- [YOUR INSTRUCTIONS] In the listing below, locate the lines that hold "Sides" and copy them.

◆ ◆ ◆

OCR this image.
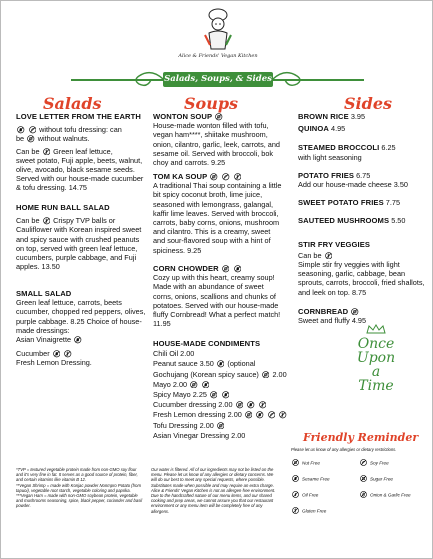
Alice & Friends' Vegan Kitchen
Salads, Soups, & Sides
Salads	Soups	Sides
LOVE LETTER FROM THE EARTH
without tofu dressing: can
be without walnuts.
Can be Green leaf lettuce,
sweet potato, Fuji apple, beets, walnut, olive, avocado, black sesame seeds. Served with our house-made cucumber & tofu dressing. 14.75
HOME RUN BALL SALAD
Can be Crispy TVP balls or
Cauliflower with Korean inspired sweet and spicy sauce with crushed peanuts on top, served with green leaf lettuce, cucumbers, purple cabbage, and Fuji apples. 13.50
SMALL SALAD
Green leaf lettuce, carrots, beets cucumber, chopped red peppers, olives, purple cabbage. 8.25 Choice of house-made dressings:
Asian Vinaigrette
Cucumber
Fresh Lemon Dressing.
WONTON SOUP
House-made wonton filled with tofu, vegan ham****, shiitake mushroom, onion, cilantro, garlic, leek, carrots, and sesame oil. Served with broccoli, bok choy and carrots. 9.25
TOM KA SOUP
A traditional Thai soup containing a little bit spicy coconut broth, lime juice, seasoned with lemongrass, galangal, kaffir lime leaves. Served with broccoli, carrots, baby corns, onions, mushroom and cilantro. This is a creamy, sweet and sour-flavored soup with a hint of spiciness. 9.25
CORN CHOWDER
Cozy up with this heart, creamy soup! Made with an abundance of sweet corns, onions, scallions and chunks of potatoes. Served with our house-made fluffy Cornbread! What a perfect match! 11.95
HOUSE-MADE CONDIMENTS
Chili Oil 2.00
Peanut sauce 3.50 (optional
Gochujang (Korean spicy sauce) 2.00
Mayo 2.00
Spicy Mayo 2.25
Cucumber dressing 2.00
Fresh Lemon dressing 2.00
Tofu Dressing 2.00
Asian Vinegar Dressing 2.00
BROWN RICE 3.95
QUINOA 4.95
STEAMED BROCCOLI 6.25
with light seasoning
POTATO FRIES 6.75
Add our house-made cheese 3.50
SWEET POTATO FRIES 7.75
SAUTEED MUSHROOMS 5.50
STIR FRY VEGGIES
Can be
Simple stir fry veggies with light seasoning, garlic, cabbage, bean sprouts, carrots, broccoli, fried shallots, and leek on top. 8.75
CORNBREAD
Sweet and fluffy 4.95
Once
Upon
a
Time
*TVP = textured vegetable protein made from non-GMO soy flour and it's very fine in fat. It serves as a good source of protein, fiber, and certain vitamins like vitamin B 12.
**Vegan Shrimp = made with Konjac powder Nonmpro Potato (from tapuoi), vegetable root starch, vegetable coloring and paprika.
***Vegan Ham = made with non-GMO soybean protein, vegetable and mushrooms seasoning, spice, black pepper, coriander and basil powder.
Our water is filtered. All of our ingredients may not be listed on the menu. Please let us know of any allergies or dietary concerns. We will do our best to meet any special requests, where possible. Substitutes made when possible and may require an extra charge. Alice & Friends' Vegan Kitchen is not an allergen-free environment. Due to the handcrafted nature of our menu items, and our shared cooking and prep areas, we cannot assure you that our restaurant environment or any menu item will be completely free of any allergens.
Friendly Reminder
Please let us know of any allergies or dietary restrictions.
Nut Free	Soy Free
Sesame Free	Sugar Free
Oil Free	Onion & Garlic Free
Gluten Free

◆ ◆ ◆

- [RESPONSE BOX]
Salads, Soups, & Sides
Salads	Soups	Sides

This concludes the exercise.